▶ _What the task requires_:
Provide the records once more, identical to the original.
• • • •
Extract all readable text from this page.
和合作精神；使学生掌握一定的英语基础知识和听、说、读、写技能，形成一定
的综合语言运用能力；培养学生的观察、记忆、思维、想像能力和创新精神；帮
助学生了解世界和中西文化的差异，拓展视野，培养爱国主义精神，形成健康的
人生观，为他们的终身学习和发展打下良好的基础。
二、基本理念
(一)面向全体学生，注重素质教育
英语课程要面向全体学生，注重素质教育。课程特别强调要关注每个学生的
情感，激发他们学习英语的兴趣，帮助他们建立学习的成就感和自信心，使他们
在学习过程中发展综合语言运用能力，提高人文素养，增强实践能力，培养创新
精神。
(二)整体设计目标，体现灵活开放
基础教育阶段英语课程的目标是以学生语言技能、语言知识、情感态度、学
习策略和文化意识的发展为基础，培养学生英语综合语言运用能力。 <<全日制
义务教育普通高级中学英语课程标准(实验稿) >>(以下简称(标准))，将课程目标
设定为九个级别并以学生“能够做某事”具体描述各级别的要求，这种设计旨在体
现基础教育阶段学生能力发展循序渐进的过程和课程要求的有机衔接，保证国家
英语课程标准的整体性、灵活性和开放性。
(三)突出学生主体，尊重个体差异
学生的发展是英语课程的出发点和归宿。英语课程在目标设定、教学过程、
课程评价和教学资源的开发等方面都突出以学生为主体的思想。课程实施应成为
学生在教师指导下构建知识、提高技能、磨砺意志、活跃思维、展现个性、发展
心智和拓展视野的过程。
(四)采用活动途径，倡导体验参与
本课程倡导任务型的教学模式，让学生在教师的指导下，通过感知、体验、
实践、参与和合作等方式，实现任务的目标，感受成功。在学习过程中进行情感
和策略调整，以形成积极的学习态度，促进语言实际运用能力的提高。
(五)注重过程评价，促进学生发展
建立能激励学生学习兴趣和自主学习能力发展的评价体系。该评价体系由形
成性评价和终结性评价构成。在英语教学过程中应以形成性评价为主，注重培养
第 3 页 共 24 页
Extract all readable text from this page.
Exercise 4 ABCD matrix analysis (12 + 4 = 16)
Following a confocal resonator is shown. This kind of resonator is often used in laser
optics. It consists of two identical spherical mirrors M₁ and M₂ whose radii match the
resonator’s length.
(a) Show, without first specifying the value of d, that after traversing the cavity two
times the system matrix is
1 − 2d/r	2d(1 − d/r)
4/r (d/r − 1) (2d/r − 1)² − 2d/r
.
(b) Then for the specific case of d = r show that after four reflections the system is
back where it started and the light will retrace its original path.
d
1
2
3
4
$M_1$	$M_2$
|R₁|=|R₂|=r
• • • •
▶ _Answer for this exercise_:
Extract all readable text from this page.
和合作精神；使学生掌握一定的英语基础知识和听、说、读、写技能，形成一定
的综合语言运用能力；培养学生的观察、记忆、思维、想像能力和创新精神；帮
助学生了解世界和中西文化的差异，拓展视野，培养爱国主义精神，形成健康的
人生观，为他们的终身学习和发展打下良好的基础。
二、基本理念
(一)面向全体学生，注重素质教育
英语课程要面向全体学生，注重素质教育。课程特别强调要关注每个学生的
情感，激发他们学习英语的兴趣，帮助他们建立学习的成就感和自信心，使他们
在学习过程中发展综合语言运用能力，提高人文素养，增强实践能力，培养创新
精神。
(二)整体设计目标，体现灵活开放
基础教育阶段英语课程的目标是以学生语言技能、语言知识、情感态度、学
习策略和文化意识的发展为基础，培养学生英语综合语言运用能力。 <<全日制
义务教育普通高级中学英语课程标准(实验稿) >>(以下简称(标准))，将课程目标
设定为九个级别并以学生“能够做某事”具体描述各级别的要求，这种设计旨在体
现基础教育阶段学生能力发展循序渐进的过程和课程要求的有机衔接，保证国家
英语课程标准的整体性、灵活性和开放性。
(三)突出学生主体，尊重个体差异
学生的发展是英语课程的出发点和归宿。英语课程在目标设定、教学过程、
课程评价和教学资源的开发等方面都突出以学生为主体的思想。课程实施应成为
学生在教师指导下构建知识、提高技能、磨砺意志、活跃思维、展现个性、发展
心智和拓展视野的过程。
(四)采用活动途径，倡导体验参与
本课程倡导任务型的教学模式，让学生在教师的指导下，通过感知、体验、
实践、参与和合作等方式，实现任务的目标，感受成功。在学习过程中进行情感
和策略调整，以形成积极的学习态度，促进语言实际运用能力的提高。
(五)注重过程评价，促进学生发展
建立能激励学生学习兴趣和自主学习能力发展的评价体系。该评价体系由形
成性评价和终结性评价构成。在英语教学过程中应以形成性评价为主，注重培养
第 3 页 共 24 页
Extract all readable text from this page.
Exercise 4 ABCD matrix analysis (12 + 4 = 16)
Following a confocal resonator is shown. This kind of resonator is often used in laser
optics. It consists of two identical spherical mirrors M₁ and M₂ whose radii match the
resonator’s length.
(a) Show, without first specifying the value of d, that after traversing the cavity two
times the system matrix is
1 − 2d/r	2d(1 − d/r)
4/r (d/r − 1) (2d/r − 1)² − 2d/r
.
(b) Then for the specific case of d = r show that after four reflections the system is
back where it started and the light will retrace its original path.
d
1
2
3
4
$M_1$	$M_2$
|R₁|=|R₂|=r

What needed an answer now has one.